# Objective:
Copy every line of the entries that includes the word "germanium".
## Begin Extracted information
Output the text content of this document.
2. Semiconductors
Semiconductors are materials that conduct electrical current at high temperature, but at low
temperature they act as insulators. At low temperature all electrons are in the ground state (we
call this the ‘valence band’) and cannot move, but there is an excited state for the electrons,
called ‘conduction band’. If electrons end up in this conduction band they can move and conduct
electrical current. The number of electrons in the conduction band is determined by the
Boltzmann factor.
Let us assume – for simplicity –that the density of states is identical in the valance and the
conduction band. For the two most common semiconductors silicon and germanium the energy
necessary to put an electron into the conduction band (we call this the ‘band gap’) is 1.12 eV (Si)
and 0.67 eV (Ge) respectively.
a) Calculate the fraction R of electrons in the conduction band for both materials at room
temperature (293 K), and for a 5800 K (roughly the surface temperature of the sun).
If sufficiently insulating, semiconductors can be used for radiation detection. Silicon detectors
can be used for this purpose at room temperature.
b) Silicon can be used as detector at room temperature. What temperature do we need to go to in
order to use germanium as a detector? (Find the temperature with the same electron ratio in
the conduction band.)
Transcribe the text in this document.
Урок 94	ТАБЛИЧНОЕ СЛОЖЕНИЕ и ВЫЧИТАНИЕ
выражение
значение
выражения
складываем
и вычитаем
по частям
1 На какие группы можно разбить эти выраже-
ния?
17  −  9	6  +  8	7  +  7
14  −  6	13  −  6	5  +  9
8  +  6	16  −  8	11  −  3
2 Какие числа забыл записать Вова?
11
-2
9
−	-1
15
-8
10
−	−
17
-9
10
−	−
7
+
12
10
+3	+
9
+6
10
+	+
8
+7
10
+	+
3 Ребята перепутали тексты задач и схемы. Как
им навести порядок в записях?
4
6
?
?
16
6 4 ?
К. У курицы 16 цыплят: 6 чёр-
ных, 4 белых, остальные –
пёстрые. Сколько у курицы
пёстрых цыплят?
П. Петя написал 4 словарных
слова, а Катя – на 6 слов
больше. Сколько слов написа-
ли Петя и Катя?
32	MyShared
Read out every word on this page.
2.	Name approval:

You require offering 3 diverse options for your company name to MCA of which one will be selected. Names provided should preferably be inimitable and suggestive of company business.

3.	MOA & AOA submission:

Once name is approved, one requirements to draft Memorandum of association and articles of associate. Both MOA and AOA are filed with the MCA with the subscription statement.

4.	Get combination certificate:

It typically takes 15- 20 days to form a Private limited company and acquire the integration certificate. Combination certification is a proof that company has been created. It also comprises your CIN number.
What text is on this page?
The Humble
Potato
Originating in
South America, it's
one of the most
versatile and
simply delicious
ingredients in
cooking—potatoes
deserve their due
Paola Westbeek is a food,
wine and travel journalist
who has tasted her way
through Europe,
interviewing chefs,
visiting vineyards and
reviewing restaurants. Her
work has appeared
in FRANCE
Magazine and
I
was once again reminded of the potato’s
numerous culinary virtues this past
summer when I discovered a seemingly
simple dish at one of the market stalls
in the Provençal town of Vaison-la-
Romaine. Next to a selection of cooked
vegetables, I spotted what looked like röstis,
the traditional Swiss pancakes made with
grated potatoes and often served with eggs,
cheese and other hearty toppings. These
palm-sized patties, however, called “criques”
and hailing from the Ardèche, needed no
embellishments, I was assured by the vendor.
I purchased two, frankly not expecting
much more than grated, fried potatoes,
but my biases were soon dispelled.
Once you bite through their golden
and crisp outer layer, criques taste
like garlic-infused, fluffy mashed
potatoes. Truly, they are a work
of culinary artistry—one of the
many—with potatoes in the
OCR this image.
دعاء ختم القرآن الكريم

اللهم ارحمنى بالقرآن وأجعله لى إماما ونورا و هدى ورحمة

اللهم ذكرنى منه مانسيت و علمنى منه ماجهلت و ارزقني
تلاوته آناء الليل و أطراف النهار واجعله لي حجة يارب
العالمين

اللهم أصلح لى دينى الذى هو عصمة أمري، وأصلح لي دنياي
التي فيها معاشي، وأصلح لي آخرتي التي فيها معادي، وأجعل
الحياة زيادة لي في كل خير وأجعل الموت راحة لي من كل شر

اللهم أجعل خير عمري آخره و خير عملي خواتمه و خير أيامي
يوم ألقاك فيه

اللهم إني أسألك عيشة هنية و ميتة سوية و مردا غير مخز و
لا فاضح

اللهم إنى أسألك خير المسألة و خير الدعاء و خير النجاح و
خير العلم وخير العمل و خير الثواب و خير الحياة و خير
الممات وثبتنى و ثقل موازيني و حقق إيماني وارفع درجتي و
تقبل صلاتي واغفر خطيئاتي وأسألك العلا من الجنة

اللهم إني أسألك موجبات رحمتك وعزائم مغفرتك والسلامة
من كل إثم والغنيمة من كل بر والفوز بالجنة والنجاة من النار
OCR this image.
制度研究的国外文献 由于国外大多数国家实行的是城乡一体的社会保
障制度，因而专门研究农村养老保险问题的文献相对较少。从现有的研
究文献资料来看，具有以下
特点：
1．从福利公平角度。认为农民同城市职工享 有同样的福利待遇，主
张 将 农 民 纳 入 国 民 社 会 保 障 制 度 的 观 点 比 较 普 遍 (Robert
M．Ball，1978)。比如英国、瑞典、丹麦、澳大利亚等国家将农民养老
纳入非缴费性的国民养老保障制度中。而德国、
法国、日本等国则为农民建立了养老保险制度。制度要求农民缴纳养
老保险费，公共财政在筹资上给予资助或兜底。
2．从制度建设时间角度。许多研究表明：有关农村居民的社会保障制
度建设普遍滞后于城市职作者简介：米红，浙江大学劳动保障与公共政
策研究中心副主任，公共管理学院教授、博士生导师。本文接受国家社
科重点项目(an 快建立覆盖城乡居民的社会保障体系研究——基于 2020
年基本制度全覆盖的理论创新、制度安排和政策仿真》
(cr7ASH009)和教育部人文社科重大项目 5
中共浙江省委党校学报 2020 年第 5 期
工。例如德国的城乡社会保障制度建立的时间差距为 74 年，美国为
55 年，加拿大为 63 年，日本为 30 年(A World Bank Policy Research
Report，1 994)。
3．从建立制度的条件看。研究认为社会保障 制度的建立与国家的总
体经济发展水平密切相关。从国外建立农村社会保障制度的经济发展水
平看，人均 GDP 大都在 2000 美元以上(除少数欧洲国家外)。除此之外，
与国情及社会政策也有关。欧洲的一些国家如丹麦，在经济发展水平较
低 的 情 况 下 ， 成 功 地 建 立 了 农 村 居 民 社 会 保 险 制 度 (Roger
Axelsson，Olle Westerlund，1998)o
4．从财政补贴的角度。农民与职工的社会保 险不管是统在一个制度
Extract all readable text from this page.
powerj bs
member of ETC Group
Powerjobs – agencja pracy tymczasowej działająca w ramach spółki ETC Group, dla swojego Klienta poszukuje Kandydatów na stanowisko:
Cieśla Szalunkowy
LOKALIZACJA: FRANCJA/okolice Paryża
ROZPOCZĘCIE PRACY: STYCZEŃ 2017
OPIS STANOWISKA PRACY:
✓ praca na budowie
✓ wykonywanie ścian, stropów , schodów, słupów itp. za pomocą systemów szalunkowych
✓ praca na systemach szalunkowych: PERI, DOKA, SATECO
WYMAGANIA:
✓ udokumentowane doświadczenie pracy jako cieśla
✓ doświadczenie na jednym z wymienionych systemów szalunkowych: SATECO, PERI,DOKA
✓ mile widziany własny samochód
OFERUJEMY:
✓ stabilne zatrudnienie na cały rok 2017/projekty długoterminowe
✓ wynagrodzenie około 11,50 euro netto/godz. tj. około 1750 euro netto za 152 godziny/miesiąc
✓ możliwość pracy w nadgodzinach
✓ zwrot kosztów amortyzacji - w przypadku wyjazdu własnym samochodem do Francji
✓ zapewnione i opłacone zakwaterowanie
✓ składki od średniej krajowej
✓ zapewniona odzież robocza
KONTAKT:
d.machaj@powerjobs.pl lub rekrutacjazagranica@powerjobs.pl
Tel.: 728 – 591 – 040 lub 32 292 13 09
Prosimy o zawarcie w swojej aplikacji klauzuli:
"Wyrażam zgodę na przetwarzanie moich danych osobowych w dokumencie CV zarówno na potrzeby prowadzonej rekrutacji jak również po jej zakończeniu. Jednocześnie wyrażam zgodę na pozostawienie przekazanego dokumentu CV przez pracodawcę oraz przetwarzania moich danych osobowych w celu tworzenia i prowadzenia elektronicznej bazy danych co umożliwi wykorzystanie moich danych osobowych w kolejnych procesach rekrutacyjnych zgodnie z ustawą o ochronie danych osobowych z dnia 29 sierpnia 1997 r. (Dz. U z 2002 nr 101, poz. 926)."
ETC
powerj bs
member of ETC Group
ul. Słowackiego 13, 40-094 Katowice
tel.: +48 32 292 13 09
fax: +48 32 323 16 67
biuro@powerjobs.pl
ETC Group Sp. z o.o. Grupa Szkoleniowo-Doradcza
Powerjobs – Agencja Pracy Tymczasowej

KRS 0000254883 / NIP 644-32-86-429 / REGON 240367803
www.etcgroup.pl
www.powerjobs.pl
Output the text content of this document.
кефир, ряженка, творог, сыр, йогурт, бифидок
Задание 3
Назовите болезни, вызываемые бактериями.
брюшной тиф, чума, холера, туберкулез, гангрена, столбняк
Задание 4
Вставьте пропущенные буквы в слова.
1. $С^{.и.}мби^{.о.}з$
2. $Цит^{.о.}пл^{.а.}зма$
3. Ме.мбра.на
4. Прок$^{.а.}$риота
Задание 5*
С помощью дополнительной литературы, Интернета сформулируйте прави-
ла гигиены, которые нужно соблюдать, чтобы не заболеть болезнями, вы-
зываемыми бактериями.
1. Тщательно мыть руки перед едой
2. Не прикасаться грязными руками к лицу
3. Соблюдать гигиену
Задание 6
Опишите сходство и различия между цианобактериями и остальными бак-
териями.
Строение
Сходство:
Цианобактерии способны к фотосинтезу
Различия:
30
## End Extracted information
# The solution:
conduction band. For the two most common semiconductors silicon and germanium the energy
order to use germanium as a detector? (Find the temperature with the same electron ratio in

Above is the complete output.